Start of Task data

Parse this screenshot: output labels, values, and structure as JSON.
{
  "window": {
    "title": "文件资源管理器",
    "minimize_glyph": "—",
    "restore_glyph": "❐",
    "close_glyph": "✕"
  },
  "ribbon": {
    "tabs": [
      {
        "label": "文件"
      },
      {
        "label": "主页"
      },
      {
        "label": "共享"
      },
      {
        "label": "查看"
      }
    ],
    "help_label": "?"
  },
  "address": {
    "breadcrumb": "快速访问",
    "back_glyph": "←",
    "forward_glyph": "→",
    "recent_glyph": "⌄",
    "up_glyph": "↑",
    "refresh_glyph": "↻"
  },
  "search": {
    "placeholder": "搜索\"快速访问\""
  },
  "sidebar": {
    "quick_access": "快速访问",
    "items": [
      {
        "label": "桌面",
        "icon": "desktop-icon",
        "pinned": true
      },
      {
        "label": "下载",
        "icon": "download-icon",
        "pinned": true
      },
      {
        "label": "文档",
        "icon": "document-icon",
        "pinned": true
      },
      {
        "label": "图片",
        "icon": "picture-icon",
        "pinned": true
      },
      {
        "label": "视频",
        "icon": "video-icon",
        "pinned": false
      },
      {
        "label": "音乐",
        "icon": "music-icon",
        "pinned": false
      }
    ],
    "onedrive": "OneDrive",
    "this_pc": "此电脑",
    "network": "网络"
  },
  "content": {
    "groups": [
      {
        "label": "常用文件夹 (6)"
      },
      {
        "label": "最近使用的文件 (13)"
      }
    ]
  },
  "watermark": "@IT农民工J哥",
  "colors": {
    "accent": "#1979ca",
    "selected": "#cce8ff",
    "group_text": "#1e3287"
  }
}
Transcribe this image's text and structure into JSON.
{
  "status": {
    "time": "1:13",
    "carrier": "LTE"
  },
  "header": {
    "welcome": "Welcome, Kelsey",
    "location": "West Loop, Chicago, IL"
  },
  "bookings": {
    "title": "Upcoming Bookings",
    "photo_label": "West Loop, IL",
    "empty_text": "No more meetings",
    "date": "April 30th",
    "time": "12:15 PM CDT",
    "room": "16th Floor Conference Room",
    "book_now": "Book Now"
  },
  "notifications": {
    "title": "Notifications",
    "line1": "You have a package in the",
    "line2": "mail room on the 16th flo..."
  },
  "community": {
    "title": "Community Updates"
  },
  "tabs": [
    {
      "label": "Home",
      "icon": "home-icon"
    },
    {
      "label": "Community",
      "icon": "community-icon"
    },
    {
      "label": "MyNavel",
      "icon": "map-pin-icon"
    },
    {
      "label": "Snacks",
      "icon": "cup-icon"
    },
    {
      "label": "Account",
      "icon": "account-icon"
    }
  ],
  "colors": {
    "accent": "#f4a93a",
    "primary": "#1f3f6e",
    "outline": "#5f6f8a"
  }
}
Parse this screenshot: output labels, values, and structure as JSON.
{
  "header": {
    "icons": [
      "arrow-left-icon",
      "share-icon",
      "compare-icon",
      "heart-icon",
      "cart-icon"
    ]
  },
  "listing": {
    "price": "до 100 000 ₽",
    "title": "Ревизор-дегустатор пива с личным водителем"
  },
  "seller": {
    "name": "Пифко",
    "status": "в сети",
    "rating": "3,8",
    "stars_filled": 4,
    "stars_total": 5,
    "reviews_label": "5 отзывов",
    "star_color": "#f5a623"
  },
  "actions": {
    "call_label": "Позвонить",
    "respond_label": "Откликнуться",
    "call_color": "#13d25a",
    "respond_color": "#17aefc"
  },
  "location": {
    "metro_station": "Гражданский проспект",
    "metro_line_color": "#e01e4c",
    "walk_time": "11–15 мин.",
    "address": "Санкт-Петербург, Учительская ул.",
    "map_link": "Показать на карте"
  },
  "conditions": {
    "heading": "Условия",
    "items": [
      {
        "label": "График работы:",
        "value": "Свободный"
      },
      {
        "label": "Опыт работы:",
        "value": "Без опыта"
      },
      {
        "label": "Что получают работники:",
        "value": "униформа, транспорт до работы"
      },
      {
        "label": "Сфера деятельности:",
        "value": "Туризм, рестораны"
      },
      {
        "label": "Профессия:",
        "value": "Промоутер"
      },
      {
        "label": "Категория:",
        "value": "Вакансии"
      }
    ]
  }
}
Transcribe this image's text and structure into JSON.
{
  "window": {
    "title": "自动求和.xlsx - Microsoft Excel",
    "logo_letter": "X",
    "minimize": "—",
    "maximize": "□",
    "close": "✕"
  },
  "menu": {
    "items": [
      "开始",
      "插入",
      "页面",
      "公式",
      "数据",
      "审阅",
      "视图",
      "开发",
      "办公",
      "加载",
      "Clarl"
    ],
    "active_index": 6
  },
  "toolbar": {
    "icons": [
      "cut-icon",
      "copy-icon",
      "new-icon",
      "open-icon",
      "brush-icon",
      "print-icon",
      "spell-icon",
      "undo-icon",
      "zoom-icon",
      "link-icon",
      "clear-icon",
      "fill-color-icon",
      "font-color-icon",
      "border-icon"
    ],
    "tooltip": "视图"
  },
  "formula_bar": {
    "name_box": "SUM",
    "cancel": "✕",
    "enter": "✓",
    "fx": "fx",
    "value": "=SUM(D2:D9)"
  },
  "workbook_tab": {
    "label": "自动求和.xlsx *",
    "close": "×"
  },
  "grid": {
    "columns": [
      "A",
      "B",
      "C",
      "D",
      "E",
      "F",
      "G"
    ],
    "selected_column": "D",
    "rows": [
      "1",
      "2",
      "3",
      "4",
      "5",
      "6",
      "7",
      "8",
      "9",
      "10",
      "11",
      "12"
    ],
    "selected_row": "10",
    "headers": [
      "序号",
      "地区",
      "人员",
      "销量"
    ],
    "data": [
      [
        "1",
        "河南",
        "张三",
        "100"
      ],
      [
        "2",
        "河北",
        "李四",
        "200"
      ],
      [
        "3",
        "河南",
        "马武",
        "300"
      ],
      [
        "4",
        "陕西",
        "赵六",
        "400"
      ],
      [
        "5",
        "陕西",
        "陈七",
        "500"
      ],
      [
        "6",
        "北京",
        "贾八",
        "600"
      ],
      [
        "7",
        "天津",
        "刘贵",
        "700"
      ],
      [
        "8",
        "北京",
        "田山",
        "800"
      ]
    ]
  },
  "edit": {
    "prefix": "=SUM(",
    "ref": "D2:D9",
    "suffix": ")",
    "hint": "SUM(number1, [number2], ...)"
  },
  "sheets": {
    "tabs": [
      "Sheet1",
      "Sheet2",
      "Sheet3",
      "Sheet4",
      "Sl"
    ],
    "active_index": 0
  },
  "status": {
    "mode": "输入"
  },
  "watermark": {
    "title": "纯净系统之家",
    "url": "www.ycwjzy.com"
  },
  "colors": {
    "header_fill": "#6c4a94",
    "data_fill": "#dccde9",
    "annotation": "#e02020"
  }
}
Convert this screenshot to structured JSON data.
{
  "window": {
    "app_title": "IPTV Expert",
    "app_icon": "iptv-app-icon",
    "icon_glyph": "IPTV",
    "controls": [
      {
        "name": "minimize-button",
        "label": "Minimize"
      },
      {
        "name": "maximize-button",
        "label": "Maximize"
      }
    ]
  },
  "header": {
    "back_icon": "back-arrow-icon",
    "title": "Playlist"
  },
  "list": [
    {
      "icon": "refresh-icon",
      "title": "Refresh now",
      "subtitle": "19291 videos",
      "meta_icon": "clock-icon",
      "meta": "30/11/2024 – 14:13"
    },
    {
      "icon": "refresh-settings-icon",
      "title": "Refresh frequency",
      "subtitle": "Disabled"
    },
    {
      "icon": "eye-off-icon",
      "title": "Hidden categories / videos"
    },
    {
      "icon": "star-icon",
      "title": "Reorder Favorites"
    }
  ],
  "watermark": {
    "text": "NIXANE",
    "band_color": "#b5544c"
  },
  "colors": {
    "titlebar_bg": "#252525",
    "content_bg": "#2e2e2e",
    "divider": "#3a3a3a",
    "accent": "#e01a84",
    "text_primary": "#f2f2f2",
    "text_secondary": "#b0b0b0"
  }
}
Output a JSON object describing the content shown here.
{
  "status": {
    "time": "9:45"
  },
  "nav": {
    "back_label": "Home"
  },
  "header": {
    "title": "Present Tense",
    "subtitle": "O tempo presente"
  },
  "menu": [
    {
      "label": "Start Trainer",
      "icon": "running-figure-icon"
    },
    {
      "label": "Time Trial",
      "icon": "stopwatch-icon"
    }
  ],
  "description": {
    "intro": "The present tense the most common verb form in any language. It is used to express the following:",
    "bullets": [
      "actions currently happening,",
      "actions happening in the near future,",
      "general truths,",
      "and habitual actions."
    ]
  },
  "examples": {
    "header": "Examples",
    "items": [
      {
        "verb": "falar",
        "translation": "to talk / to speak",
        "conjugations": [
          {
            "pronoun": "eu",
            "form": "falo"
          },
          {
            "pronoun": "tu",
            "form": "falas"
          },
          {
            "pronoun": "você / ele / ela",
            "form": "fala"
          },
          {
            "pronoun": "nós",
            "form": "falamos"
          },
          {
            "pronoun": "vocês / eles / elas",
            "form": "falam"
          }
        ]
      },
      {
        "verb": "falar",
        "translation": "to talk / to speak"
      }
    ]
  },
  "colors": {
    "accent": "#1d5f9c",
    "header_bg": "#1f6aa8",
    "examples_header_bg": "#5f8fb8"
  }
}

End of Task data

- Objective: Which lines of the data include "работы"? Copy each of them.

- The completed task:
        "label": "График работы:",
        "label": "Опыт работы:",
        "value": "униформа, транспорт до работы"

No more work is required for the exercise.